§ What you need to do
Send back the entries below exactly as they appear.

--- Start of Information shown ---

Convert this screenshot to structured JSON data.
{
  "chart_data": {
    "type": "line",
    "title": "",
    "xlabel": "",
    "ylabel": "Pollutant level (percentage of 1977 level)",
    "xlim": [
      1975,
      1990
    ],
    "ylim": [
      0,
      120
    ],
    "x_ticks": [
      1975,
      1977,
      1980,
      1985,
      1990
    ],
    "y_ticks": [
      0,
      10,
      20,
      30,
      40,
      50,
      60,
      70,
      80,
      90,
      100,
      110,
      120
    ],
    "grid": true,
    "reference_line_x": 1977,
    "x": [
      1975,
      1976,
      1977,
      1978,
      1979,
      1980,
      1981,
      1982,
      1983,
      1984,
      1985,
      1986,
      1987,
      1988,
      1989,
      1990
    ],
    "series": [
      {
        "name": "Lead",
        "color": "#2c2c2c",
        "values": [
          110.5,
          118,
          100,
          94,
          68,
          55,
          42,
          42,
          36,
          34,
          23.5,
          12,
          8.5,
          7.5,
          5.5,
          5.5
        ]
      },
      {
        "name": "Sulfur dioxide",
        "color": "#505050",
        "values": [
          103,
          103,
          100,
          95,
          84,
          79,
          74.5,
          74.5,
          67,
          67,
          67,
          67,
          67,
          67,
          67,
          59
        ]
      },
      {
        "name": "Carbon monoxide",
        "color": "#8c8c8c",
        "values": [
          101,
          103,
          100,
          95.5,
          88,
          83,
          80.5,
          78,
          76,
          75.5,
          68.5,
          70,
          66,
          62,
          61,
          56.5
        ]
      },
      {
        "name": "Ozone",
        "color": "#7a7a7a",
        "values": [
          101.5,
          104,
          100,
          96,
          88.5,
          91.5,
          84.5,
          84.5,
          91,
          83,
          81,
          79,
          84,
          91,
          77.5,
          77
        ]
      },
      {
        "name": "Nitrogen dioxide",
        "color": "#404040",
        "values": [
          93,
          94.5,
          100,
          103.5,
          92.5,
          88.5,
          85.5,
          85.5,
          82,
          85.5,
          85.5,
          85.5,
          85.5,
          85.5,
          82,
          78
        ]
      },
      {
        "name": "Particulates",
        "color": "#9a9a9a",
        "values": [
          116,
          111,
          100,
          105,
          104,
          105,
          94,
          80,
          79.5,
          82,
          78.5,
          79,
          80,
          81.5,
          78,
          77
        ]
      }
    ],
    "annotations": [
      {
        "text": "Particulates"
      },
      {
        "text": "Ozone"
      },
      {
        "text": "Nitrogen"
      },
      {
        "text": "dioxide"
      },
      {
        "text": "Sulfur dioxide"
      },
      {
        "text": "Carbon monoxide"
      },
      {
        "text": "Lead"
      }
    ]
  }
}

--- End of Information shown ---

§ Written response
Convert this screenshot to structured JSON data.
{
  "chart_data": {
    "type": "line",
    "title": "",
    "xlabel": "",
    "ylabel": "Pollutant level (percentage of 1977 level)",
    "xlim": [
      1975,
      1990
    ],
    "ylim": [
      0,
      120
    ],
    "x_ticks": [
      1975,
      1977,
      1980,
      1985,
      1990
    ],
    "y_ticks": [
      0,
      10,
      20,
      30,
      40,
      50,
      60,
      70,
      80,
      90,
      100,
      110,
      120
    ],
    "grid": true,
    "reference_line_x": 1977,
    "x": [
      1975,
      1976,
      1977,
      1978,
      1979,
      1980,
      1981,
      1982,
      1983,
      1984,
      1985,
      1986,
      1987,
      1988,
      1989,
      1990
    ],
    "series": [
      {
        "name": "Lead",
        "color": "#2c2c2c",
        "values": [
          110.5,
          118,
          100,
          94,
          68,
          55,
          42,
          42,
          36,
          34,
          23.5,
          12,
          8.5,
          7.5,
          5.5,
          5.5
        ]
      },
      {
        "name": "Sulfur dioxide",
        "color": "#505050",
        "values": [
          103,
          103,
          100,
          95,
          84,
          79,
          74.5,
          74.5,
          67,
          67,
          67,
          67,
          67,
          67,
          67,
          59
        ]
      },
      {
        "name": "Carbon monoxide",
        "color": "#8c8c8c",
        "values": [
          101,
          103,
          100,
          95.5,
          88,
          83,
          80.5,
          78,
          76,
          75.5,
          68.5,
          70,
          66,
          62,
          61,
          56.5
        ]
      },
      {
        "name": "Ozone",
        "color": "#7a7a7a",
        "values": [
          101.5,
          104,
          100,
          96,
          88.5,
          91.5,
          84.5,
          84.5,
          91,
          83,
          81,
          79,
          84,
          91,
          77.5,
          77
        ]
      },
      {
        "name": "Nitrogen dioxide",
        "color": "#404040",
        "values": [
          93,
          94.5,
          100,
          103.5,
          92.5,
          88.5,
          85.5,
          85.5,
          82,
          85.5,
          85.5,
          85.5,
          85.5,
          85.5,
          82,
          78
        ]
      },
      {
        "name": "Particulates",
        "color": "#9a9a9a",
        "values": [
          116,
          111,
          100,
          105,
          104,
          105,
          94,
          80,
          79.5,
          82,
          78.5,
          79,
          80,
          81.5,
          78,
          77
        ]
      }
    ],
    "annotations": [
      {
        "text": "Particulates"
      },
      {
        "text": "Ozone"
      },
      {
        "text": "Nitrogen"
      },
      {
        "text": "dioxide"
      },
      {
        "text": "Sulfur dioxide"
      },
      {
        "text": "Carbon monoxide"
      },
      {
        "text": "Lead"
      }
    ]
  }
}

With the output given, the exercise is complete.